● WHAT IS BEING ASKED
Report how many lines hold the string "JSON". Give the number and nothing else.

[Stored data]
===============

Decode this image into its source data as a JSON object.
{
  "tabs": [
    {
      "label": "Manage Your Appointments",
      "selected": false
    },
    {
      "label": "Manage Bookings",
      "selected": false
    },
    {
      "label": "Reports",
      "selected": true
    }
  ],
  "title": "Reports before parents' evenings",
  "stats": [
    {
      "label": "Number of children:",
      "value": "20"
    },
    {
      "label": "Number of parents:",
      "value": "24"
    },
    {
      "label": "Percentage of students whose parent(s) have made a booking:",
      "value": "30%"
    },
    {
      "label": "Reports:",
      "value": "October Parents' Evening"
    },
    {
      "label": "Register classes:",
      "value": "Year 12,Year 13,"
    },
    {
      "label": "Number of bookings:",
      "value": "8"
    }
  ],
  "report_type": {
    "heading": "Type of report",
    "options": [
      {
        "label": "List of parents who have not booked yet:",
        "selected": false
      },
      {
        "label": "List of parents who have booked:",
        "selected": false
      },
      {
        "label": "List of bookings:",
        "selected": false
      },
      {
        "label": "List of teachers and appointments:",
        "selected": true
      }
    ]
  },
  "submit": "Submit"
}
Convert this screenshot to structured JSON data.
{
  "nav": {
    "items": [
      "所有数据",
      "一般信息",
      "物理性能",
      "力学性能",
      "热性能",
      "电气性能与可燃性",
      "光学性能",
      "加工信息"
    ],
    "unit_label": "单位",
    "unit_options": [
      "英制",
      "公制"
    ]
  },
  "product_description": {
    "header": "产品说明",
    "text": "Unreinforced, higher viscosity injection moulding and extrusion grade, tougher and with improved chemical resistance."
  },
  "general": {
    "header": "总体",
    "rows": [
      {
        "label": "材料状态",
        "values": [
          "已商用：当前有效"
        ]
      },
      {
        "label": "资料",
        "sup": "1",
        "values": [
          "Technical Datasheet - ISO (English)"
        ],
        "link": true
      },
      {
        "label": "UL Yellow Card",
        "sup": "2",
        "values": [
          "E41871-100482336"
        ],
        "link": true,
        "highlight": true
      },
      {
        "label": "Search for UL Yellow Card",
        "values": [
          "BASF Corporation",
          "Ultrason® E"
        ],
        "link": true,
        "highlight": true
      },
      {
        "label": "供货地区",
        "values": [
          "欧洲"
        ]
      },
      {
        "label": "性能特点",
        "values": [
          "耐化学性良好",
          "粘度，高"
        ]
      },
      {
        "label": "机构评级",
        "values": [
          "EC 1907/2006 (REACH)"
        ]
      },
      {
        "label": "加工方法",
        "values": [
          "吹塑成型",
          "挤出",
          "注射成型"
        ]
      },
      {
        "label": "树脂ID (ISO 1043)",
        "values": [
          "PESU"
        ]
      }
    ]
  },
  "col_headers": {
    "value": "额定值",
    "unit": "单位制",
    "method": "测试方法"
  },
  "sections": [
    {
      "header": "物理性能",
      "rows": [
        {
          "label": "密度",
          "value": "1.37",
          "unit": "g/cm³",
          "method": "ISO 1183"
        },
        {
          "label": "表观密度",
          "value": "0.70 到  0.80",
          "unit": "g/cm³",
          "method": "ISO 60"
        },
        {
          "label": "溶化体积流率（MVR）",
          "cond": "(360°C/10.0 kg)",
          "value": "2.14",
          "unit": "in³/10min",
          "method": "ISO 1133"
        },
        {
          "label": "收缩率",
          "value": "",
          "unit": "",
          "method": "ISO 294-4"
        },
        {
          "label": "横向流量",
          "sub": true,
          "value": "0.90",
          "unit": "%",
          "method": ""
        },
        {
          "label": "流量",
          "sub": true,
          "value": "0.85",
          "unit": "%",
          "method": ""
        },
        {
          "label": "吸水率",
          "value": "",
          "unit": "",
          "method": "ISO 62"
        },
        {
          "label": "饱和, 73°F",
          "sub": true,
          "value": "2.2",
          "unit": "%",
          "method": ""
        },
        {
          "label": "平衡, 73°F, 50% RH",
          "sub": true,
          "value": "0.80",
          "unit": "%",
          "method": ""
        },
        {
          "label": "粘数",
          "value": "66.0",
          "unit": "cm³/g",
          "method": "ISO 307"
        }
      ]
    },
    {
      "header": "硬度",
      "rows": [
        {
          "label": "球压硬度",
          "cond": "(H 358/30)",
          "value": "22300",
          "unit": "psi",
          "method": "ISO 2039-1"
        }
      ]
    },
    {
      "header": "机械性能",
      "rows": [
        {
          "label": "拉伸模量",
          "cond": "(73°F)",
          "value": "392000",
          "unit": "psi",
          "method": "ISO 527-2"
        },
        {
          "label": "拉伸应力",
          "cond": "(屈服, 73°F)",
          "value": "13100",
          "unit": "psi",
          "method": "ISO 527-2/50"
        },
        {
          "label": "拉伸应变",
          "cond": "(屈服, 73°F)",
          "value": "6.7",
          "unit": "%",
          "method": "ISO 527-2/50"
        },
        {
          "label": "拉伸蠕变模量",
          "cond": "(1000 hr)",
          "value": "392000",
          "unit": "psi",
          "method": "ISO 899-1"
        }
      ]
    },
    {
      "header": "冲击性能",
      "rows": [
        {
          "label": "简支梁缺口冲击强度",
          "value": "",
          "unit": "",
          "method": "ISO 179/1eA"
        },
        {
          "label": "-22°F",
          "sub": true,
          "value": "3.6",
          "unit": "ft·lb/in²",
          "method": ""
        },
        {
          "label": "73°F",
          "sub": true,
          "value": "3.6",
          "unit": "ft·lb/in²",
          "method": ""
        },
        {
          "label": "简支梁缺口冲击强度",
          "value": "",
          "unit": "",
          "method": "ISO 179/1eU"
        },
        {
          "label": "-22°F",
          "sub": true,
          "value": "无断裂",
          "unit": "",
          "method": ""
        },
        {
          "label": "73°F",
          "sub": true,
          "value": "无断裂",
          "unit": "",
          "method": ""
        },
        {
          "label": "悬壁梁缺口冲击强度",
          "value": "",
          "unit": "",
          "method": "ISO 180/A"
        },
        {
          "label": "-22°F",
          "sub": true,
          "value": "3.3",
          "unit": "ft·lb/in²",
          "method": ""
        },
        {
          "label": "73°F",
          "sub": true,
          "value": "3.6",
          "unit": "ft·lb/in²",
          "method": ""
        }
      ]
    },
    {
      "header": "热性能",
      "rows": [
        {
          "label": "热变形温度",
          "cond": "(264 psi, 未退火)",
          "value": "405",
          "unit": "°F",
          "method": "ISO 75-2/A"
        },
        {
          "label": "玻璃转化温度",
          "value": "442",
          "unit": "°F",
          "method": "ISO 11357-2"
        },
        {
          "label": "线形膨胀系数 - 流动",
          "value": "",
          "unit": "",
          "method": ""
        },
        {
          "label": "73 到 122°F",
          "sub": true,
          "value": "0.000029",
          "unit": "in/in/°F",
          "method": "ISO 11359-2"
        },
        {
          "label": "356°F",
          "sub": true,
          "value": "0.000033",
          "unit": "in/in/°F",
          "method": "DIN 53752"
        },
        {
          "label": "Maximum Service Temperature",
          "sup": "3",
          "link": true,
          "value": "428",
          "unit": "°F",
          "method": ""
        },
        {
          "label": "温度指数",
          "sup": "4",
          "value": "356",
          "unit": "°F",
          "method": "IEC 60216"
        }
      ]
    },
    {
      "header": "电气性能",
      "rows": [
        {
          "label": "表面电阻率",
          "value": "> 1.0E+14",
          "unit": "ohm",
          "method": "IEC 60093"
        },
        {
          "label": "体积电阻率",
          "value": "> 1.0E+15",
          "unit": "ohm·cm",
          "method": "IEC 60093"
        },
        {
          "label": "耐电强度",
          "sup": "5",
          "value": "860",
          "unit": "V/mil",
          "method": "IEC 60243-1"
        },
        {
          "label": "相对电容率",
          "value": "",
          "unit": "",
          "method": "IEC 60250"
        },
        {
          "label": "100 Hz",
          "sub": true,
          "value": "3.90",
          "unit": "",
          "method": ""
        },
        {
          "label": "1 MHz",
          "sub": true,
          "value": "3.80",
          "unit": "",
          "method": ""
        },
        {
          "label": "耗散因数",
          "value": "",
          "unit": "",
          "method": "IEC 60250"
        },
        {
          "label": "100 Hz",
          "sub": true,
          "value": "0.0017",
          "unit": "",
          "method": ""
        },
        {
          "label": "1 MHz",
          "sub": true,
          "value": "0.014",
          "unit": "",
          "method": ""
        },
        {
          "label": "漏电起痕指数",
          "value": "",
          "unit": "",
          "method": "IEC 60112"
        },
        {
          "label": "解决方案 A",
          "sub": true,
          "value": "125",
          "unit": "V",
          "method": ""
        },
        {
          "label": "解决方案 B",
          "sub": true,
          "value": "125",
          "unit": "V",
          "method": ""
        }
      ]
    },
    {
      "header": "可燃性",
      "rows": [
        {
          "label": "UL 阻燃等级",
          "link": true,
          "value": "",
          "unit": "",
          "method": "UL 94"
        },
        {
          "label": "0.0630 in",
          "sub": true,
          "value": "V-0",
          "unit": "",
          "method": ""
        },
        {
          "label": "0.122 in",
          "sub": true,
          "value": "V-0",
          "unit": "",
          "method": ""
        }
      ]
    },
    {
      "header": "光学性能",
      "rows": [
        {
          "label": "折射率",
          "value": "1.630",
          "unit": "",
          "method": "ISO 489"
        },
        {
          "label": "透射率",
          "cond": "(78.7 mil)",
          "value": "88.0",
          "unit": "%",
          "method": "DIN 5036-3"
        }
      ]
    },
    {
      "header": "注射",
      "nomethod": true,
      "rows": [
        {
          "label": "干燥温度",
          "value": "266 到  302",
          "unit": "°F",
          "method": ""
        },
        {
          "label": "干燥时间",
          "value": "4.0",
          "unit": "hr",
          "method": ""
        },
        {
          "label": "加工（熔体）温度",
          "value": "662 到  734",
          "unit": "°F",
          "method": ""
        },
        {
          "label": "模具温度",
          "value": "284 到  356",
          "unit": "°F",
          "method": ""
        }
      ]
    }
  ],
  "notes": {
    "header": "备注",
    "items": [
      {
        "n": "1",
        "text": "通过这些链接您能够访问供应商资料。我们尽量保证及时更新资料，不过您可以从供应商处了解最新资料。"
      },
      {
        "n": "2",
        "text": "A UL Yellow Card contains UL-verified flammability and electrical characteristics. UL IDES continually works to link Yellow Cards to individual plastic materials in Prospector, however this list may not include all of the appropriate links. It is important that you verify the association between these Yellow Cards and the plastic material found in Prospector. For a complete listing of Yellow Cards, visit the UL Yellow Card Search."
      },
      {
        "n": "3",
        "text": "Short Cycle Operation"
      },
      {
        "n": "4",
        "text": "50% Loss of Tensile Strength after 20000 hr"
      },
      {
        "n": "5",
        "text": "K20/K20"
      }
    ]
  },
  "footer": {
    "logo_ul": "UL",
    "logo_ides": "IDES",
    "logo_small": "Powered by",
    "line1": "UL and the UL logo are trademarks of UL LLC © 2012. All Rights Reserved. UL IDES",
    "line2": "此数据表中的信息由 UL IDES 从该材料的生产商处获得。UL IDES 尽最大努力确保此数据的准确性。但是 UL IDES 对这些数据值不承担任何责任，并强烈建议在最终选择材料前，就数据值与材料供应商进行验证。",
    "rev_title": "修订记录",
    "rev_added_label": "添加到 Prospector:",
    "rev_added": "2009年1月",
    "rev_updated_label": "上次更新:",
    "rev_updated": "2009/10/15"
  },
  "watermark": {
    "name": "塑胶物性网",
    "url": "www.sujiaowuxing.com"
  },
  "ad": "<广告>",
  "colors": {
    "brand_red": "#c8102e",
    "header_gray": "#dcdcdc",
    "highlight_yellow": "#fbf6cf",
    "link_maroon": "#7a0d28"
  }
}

===============

● EXERCISE OUTPUT
2